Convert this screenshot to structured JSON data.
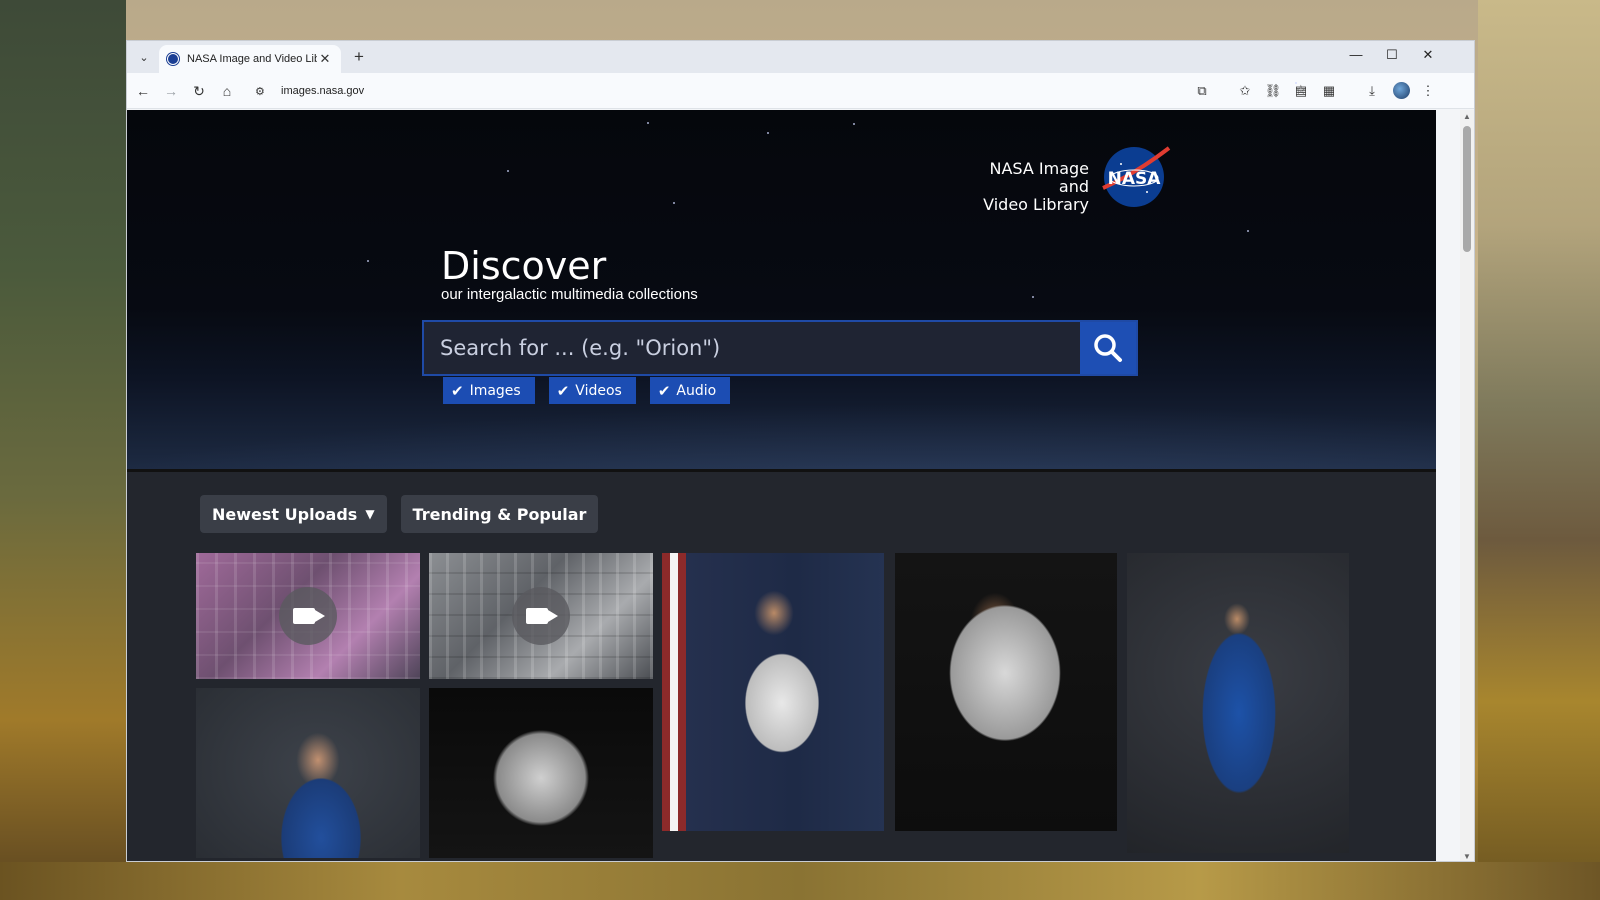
{
  "browser": {
    "tab_title": "NASA Image and Video Library",
    "url": "images.nasa.gov",
    "new_tab": "+",
    "close_tab": "✕",
    "window_controls": {
      "minimize": "—",
      "maximize": "☐",
      "close": "✕"
    }
  },
  "site": {
    "brand_line1": "NASA Image and",
    "brand_line2": "Video Library",
    "logo_text": "NASA"
  },
  "hero": {
    "heading": "Discover",
    "tagline": "our intergalactic multimedia collections",
    "search": {
      "placeholder": "Search for ... (e.g. \"Orion\")",
      "value": ""
    },
    "filters": [
      {
        "label": "Images",
        "checked": true
      },
      {
        "label": "Videos",
        "checked": true
      },
      {
        "label": "Audio",
        "checked": true
      }
    ]
  },
  "sections": {
    "tabs": [
      {
        "label": "Newest Uploads",
        "active": true
      },
      {
        "label": "Trending & Popular",
        "active": false
      }
    ]
  },
  "gallery": [
    {
      "type": "video",
      "subject": "ISS interior crew activity"
    },
    {
      "type": "video",
      "subject": "ISS crew members"
    },
    {
      "type": "image",
      "subject": "Astronaut in spacesuit with US flag"
    },
    {
      "type": "image",
      "subject": "Astronaut portrait in spacesuit"
    },
    {
      "type": "image",
      "subject": "Astronaut in blue flight suit seated"
    },
    {
      "type": "image",
      "subject": "Astronaut portrait blue flight suit"
    },
    {
      "type": "image",
      "subject": "Astronaut in helmet"
    }
  ],
  "colors": {
    "accent": "#1e4fb4",
    "page_bg": "#23262d",
    "pill_bg": "#3a3e47"
  }
}
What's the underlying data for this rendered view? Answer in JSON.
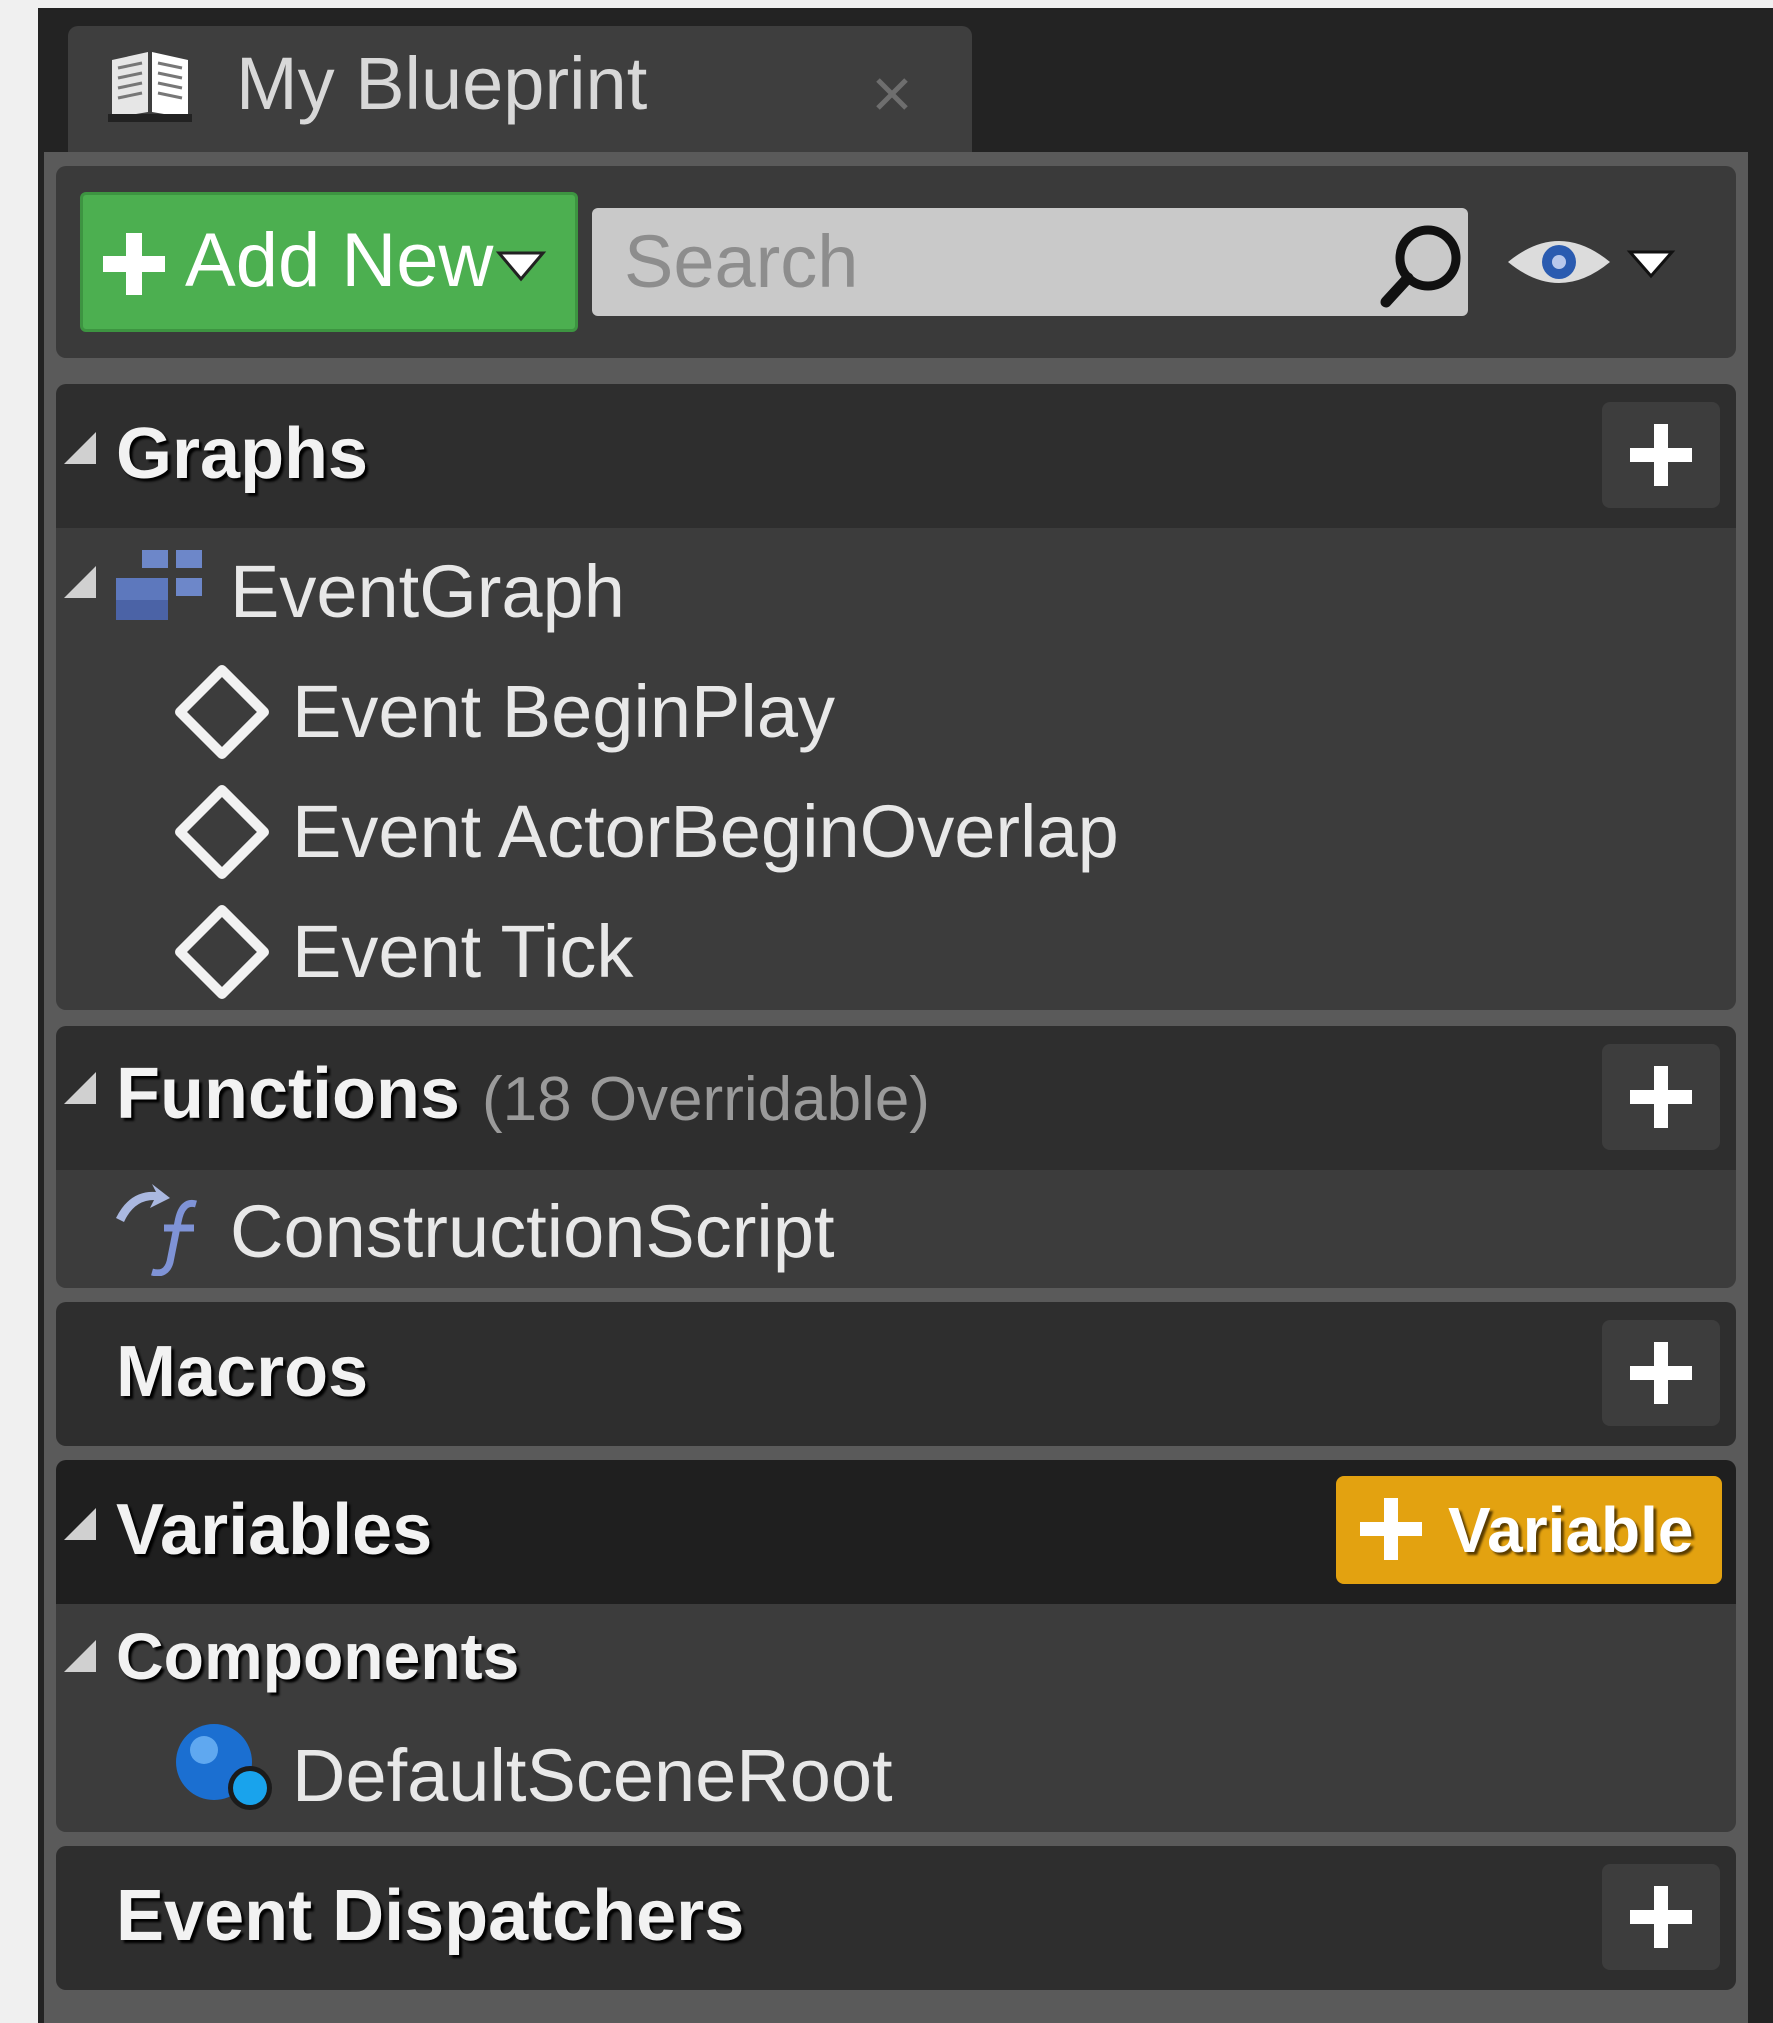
{
  "tab": {
    "title": "My Blueprint"
  },
  "toolbar": {
    "add_new_label": "Add New",
    "search_placeholder": "Search"
  },
  "colors": {
    "add_new": "#4caf50",
    "variable_button": "#e3a210",
    "panel_bg": "#232323",
    "section_header": "#2e2e2e",
    "section_body": "#3c3c3c"
  },
  "sections": {
    "graphs": {
      "title": "Graphs",
      "items": [
        {
          "label": "EventGraph",
          "icon": "event-graph-icon"
        },
        {
          "label": "Event BeginPlay",
          "icon": "event-diamond-icon"
        },
        {
          "label": "Event ActorBeginOverlap",
          "icon": "event-diamond-icon"
        },
        {
          "label": "Event Tick",
          "icon": "event-diamond-icon"
        }
      ]
    },
    "functions": {
      "title": "Functions",
      "overridable": "(18 Overridable)",
      "items": [
        {
          "label": "ConstructionScript",
          "icon": "function-icon"
        }
      ]
    },
    "macros": {
      "title": "Macros"
    },
    "variables": {
      "title": "Variables",
      "add_label": "Variable",
      "categories": [
        {
          "title": "Components",
          "items": [
            {
              "label": "DefaultSceneRoot",
              "icon": "scene-component-icon"
            }
          ]
        }
      ]
    },
    "event_dispatchers": {
      "title": "Event Dispatchers"
    }
  }
}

** Directions **
Gather each line in the data that holds the string "flight".

** Result for this task **
      "subject": "Astronaut in blue flight suit seated"
      "subject": "Astronaut portrait blue flight suit"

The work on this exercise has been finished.